Please restate the following records word for word.
---------- Records for processing ----------
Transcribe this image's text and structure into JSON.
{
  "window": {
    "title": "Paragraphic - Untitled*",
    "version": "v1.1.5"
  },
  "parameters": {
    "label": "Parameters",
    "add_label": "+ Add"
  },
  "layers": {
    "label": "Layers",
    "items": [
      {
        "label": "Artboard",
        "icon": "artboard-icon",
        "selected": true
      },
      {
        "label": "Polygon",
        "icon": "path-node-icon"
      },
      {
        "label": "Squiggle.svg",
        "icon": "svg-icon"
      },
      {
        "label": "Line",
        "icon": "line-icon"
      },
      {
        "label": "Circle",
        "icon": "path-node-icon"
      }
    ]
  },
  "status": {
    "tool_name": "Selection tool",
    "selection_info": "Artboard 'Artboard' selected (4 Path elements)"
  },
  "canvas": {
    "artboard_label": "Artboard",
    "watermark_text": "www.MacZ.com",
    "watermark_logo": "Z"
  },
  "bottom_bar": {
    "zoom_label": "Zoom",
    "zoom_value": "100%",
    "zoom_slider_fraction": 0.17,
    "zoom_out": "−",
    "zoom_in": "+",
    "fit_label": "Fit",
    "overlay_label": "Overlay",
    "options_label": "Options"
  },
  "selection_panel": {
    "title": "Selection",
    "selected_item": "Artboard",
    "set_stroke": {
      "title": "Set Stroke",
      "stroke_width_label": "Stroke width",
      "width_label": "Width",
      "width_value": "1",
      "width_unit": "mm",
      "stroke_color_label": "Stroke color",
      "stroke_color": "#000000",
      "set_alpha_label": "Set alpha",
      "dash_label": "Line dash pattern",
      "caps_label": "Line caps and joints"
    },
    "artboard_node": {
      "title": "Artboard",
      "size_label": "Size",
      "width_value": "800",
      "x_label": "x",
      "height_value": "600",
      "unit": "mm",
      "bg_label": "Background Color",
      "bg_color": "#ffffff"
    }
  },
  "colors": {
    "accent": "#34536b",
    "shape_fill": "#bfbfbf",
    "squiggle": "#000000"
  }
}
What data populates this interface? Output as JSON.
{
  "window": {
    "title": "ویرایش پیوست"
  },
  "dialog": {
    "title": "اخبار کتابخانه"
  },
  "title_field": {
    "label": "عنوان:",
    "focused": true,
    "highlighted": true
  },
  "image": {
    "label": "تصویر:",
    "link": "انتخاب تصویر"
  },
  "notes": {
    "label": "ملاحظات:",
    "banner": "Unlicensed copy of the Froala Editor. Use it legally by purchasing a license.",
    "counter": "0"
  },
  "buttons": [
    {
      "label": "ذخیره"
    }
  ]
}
----------
### Correct answer
Transcribe this image's text and structure into JSON.
{
  "window": {
    "title": "Paragraphic - Untitled*",
    "version": "v1.1.5"
  },
  "parameters": {
    "label": "Parameters",
    "add_label": "+ Add"
  },
  "layers": {
    "label": "Layers",
    "items": [
      {
        "label": "Artboard",
        "icon": "artboard-icon",
        "selected": true
      },
      {
        "label": "Polygon",
        "icon": "path-node-icon"
      },
      {
        "label": "Squiggle.svg",
        "icon": "svg-icon"
      },
      {
        "label": "Line",
        "icon": "line-icon"
      },
      {
        "label": "Circle",
        "icon": "path-node-icon"
      }
    ]
  },
  "status": {
    "tool_name": "Selection tool",
    "selection_info": "Artboard 'Artboard' selected (4 Path elements)"
  },
  "canvas": {
    "artboard_label": "Artboard",
    "watermark_text": "www.MacZ.com",
    "watermark_logo": "Z"
  },
  "bottom_bar": {
    "zoom_label": "Zoom",
    "zoom_value": "100%",
    "zoom_slider_fraction": 0.17,
    "zoom_out": "−",
    "zoom_in": "+",
    "fit_label": "Fit",
    "overlay_label": "Overlay",
    "options_label": "Options"
  },
  "selection_panel": {
    "title": "Selection",
    "selected_item": "Artboard",
    "set_stroke": {
      "title": "Set Stroke",
      "stroke_width_label": "Stroke width",
      "width_label": "Width",
      "width_value": "1",
      "width_unit": "mm",
      "stroke_color_label": "Stroke color",
      "stroke_color": "#000000",
      "set_alpha_label": "Set alpha",
      "dash_label": "Line dash pattern",
      "caps_label": "Line caps and joints"
    },
    "artboard_node": {
      "title": "Artboard",
      "size_label": "Size",
      "width_value": "800",
      "x_label": "x",
      "height_value": "600",
      "unit": "mm",
      "bg_label": "Background Color",
      "bg_color": "#ffffff"
    }
  },
  "colors": {
    "accent": "#34536b",
    "shape_fill": "#bfbfbf",
    "squiggle": "#000000"
  }
}
What data populates this interface? Output as JSON.
{
  "window": {
    "title": "ویرایش پیوست"
  },
  "dialog": {
    "title": "اخبار کتابخانه"
  },
  "title_field": {
    "label": "عنوان:",
    "focused": true,
    "highlighted": true
  },
  "image": {
    "label": "تصویر:",
    "link": "انتخاب تصویر"
  },
  "notes": {
    "label": "ملاحظات:",
    "banner": "Unlicensed copy of the Froala Editor. Use it legally by purchasing a license.",
    "counter": "0"
  },
  "buttons": [
    {
      "label": "ذخیره"
    }
  ]
}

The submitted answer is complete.